[Entries with figure data]
-------------------------

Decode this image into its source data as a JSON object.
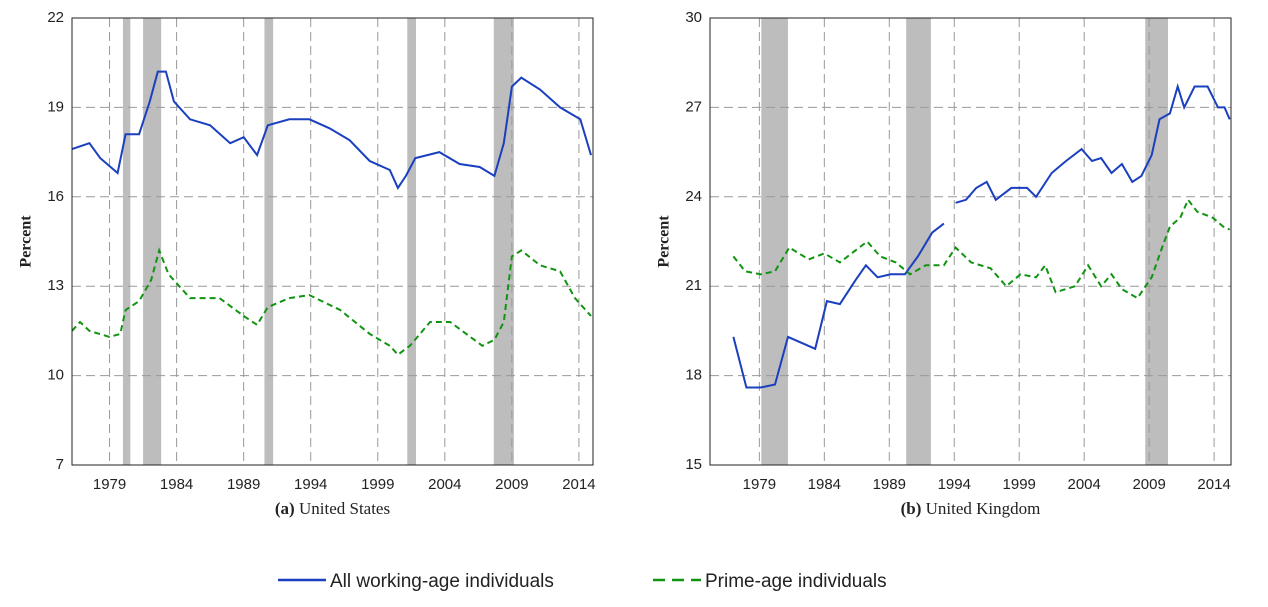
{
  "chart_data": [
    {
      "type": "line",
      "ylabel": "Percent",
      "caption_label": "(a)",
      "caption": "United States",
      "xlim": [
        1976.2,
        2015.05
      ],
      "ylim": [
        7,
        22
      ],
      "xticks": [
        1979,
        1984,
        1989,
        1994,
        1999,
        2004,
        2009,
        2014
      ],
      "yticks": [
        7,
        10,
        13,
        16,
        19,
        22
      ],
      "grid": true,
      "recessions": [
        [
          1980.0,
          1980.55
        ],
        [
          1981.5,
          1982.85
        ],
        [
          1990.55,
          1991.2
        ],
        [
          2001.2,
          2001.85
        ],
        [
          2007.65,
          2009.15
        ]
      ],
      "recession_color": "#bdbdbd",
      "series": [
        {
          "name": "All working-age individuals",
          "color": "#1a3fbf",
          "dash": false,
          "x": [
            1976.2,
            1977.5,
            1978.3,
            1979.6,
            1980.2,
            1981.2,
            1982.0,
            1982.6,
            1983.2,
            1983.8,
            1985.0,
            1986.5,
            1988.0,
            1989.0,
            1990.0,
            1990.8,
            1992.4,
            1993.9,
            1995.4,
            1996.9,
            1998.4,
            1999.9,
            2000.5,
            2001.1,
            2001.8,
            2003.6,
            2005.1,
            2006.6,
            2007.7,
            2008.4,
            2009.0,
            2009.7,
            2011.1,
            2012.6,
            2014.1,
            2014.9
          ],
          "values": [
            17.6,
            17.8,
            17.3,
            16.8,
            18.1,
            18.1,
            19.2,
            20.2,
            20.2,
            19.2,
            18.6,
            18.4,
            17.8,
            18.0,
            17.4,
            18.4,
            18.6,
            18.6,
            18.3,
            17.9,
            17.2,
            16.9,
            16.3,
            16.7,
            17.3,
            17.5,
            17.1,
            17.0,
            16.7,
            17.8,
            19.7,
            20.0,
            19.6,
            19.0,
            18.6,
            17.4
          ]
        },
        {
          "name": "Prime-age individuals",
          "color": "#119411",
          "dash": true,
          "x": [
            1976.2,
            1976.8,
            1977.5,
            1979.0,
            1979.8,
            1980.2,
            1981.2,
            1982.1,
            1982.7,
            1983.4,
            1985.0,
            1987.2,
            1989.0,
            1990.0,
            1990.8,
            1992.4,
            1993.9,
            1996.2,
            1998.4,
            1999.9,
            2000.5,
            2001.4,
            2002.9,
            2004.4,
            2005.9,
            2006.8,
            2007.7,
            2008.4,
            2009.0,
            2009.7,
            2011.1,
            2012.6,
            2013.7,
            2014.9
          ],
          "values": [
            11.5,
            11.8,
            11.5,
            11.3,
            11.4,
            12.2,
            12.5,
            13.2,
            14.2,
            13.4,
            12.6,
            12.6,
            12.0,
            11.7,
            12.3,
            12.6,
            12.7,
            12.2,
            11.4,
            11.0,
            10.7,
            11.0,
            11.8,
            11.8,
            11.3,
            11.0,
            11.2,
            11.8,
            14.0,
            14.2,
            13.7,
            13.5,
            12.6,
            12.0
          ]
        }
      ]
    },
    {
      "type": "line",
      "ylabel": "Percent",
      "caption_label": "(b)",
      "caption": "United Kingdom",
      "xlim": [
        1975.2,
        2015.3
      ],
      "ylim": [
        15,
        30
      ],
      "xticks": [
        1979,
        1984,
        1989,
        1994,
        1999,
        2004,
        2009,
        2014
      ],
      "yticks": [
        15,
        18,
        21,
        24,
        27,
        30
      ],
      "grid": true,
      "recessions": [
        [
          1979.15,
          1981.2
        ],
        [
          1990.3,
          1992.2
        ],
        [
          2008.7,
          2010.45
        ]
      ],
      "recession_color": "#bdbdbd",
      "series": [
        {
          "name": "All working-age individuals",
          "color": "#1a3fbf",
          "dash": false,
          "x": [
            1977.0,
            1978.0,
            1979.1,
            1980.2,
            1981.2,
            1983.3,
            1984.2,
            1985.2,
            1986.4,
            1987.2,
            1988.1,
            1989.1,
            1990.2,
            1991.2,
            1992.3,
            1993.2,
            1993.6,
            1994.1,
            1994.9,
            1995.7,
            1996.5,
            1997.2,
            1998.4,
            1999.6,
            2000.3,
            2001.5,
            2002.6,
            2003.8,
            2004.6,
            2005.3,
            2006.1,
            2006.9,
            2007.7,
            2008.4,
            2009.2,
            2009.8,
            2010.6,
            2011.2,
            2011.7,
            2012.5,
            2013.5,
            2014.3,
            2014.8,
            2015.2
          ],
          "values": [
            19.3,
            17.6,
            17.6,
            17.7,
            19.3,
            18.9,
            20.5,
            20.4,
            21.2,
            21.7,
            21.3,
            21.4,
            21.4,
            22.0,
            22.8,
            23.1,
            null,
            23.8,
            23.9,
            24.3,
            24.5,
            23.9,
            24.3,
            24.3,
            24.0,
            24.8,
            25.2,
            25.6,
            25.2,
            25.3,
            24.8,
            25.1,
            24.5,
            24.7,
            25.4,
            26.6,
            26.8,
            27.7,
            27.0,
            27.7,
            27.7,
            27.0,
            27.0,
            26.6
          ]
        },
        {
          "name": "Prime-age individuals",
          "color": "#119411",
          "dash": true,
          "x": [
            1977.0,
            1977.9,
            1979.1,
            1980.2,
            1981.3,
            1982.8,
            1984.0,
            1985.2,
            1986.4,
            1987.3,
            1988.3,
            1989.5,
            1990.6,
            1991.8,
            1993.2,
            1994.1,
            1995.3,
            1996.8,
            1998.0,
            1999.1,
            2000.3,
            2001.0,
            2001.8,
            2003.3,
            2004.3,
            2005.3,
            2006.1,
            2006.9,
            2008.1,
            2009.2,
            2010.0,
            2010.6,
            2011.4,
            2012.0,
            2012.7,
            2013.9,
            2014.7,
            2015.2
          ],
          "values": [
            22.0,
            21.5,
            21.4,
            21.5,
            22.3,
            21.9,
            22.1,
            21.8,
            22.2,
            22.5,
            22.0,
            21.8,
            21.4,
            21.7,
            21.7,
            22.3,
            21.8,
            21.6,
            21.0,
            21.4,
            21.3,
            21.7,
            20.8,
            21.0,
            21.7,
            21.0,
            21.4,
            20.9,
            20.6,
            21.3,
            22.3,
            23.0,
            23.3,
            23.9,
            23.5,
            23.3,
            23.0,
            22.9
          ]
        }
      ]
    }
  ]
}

-------------------------

Objective: Keep every word of the data as it is when you write it out, but drop the pictures.

Full solution:
Decode this image into its source data as a JSON object.
{
  "chart_data": [
    {
      "type": "line",
      "ylabel": "Percent",
      "caption_label": "(a)",
      "caption": "United States",
      "xlim": [
        1976.2,
        2015.05
      ],
      "ylim": [
        7,
        22
      ],
      "xticks": [
        1979,
        1984,
        1989,
        1994,
        1999,
        2004,
        2009,
        2014
      ],
      "yticks": [
        7,
        10,
        13,
        16,
        19,
        22
      ],
      "grid": true,
      "recessions": [
        [
          1980.0,
          1980.55
        ],
        [
          1981.5,
          1982.85
        ],
        [
          1990.55,
          1991.2
        ],
        [
          2001.2,
          2001.85
        ],
        [
          2007.65,
          2009.15
        ]
      ],
      "recession_color": "#bdbdbd",
      "series": [
        {
          "name": "All working-age individuals",
          "color": "#1a3fbf",
          "dash": false,
          "x": [
            1976.2,
            1977.5,
            1978.3,
            1979.6,
            1980.2,
            1981.2,
            1982.0,
            1982.6,
            1983.2,
            1983.8,
            1985.0,
            1986.5,
            1988.0,
            1989.0,
            1990.0,
            1990.8,
            1992.4,
            1993.9,
            1995.4,
            1996.9,
            1998.4,
            1999.9,
            2000.5,
            2001.1,
            2001.8,
            2003.6,
            2005.1,
            2006.6,
            2007.7,
            2008.4,
            2009.0,
            2009.7,
            2011.1,
            2012.6,
            2014.1,
            2014.9
          ],
          "values": [
            17.6,
            17.8,
            17.3,
            16.8,
            18.1,
            18.1,
            19.2,
            20.2,
            20.2,
            19.2,
            18.6,
            18.4,
            17.8,
            18.0,
            17.4,
            18.4,
            18.6,
            18.6,
            18.3,
            17.9,
            17.2,
            16.9,
            16.3,
            16.7,
            17.3,
            17.5,
            17.1,
            17.0,
            16.7,
            17.8,
            19.7,
            20.0,
            19.6,
            19.0,
            18.6,
            17.4
          ]
        },
        {
          "name": "Prime-age individuals",
          "color": "#119411",
          "dash": true,
          "x": [
            1976.2,
            1976.8,
            1977.5,
            1979.0,
            1979.8,
            1980.2,
            1981.2,
            1982.1,
            1982.7,
            1983.4,
            1985.0,
            1987.2,
            1989.0,
            1990.0,
            1990.8,
            1992.4,
            1993.9,
            1996.2,
            1998.4,
            1999.9,
            2000.5,
            2001.4,
            2002.9,
            2004.4,
            2005.9,
            2006.8,
            2007.7,
            2008.4,
            2009.0,
            2009.7,
            2011.1,
            2012.6,
            2013.7,
            2014.9
          ],
          "values": [
            11.5,
            11.8,
            11.5,
            11.3,
            11.4,
            12.2,
            12.5,
            13.2,
            14.2,
            13.4,
            12.6,
            12.6,
            12.0,
            11.7,
            12.3,
            12.6,
            12.7,
            12.2,
            11.4,
            11.0,
            10.7,
            11.0,
            11.8,
            11.8,
            11.3,
            11.0,
            11.2,
            11.8,
            14.0,
            14.2,
            13.7,
            13.5,
            12.6,
            12.0
          ]
        }
      ]
    },
    {
      "type": "line",
      "ylabel": "Percent",
      "caption_label": "(b)",
      "caption": "United Kingdom",
      "xlim": [
        1975.2,
        2015.3
      ],
      "ylim": [
        15,
        30
      ],
      "xticks": [
        1979,
        1984,
        1989,
        1994,
        1999,
        2004,
        2009,
        2014
      ],
      "yticks": [
        15,
        18,
        21,
        24,
        27,
        30
      ],
      "grid": true,
      "recessions": [
        [
          1979.15,
          1981.2
        ],
        [
          1990.3,
          1992.2
        ],
        [
          2008.7,
          2010.45
        ]
      ],
      "recession_color": "#bdbdbd",
      "series": [
        {
          "name": "All working-age individuals",
          "color": "#1a3fbf",
          "dash": false,
          "x": [
            1977.0,
            1978.0,
            1979.1,
            1980.2,
            1981.2,
            1983.3,
            1984.2,
            1985.2,
            1986.4,
            1987.2,
            1988.1,
            1989.1,
            1990.2,
            1991.2,
            1992.3,
            1993.2,
            1993.6,
            1994.1,
            1994.9,
            1995.7,
            1996.5,
            1997.2,
            1998.4,
            1999.6,
            2000.3,
            2001.5,
            2002.6,
            2003.8,
            2004.6,
            2005.3,
            2006.1,
            2006.9,
            2007.7,
            2008.4,
            2009.2,
            2009.8,
            2010.6,
            2011.2,
            2011.7,
            2012.5,
            2013.5,
            2014.3,
            2014.8,
            2015.2
          ],
          "values": [
            19.3,
            17.6,
            17.6,
            17.7,
            19.3,
            18.9,
            20.5,
            20.4,
            21.2,
            21.7,
            21.3,
            21.4,
            21.4,
            22.0,
            22.8,
            23.1,
            null,
            23.8,
            23.9,
            24.3,
            24.5,
            23.9,
            24.3,
            24.3,
            24.0,
            24.8,
            25.2,
            25.6,
            25.2,
            25.3,
            24.8,
            25.1,
            24.5,
            24.7,
            25.4,
            26.6,
            26.8,
            27.7,
            27.0,
            27.7,
            27.7,
            27.0,
            27.0,
            26.6
          ]
        },
        {
          "name": "Prime-age individuals",
          "color": "#119411",
          "dash": true,
          "x": [
            1977.0,
            1977.9,
            1979.1,
            1980.2,
            1981.3,
            1982.8,
            1984.0,
            1985.2,
            1986.4,
            1987.3,
            1988.3,
            1989.5,
            1990.6,
            1991.8,
            1993.2,
            1994.1,
            1995.3,
            1996.8,
            1998.0,
            1999.1,
            2000.3,
            2001.0,
            2001.8,
            2003.3,
            2004.3,
            2005.3,
            2006.1,
            2006.9,
            2008.1,
            2009.2,
            2010.0,
            2010.6,
            2011.4,
            2012.0,
            2012.7,
            2013.9,
            2014.7,
            2015.2
          ],
          "values": [
            22.0,
            21.5,
            21.4,
            21.5,
            22.3,
            21.9,
            22.1,
            21.8,
            22.2,
            22.5,
            22.0,
            21.8,
            21.4,
            21.7,
            21.7,
            22.3,
            21.8,
            21.6,
            21.0,
            21.4,
            21.3,
            21.7,
            20.8,
            21.0,
            21.7,
            21.0,
            21.4,
            20.9,
            20.6,
            21.3,
            22.3,
            23.0,
            23.3,
            23.9,
            23.5,
            23.3,
            23.0,
            22.9
          ]
        }
      ]
    }
  ]
}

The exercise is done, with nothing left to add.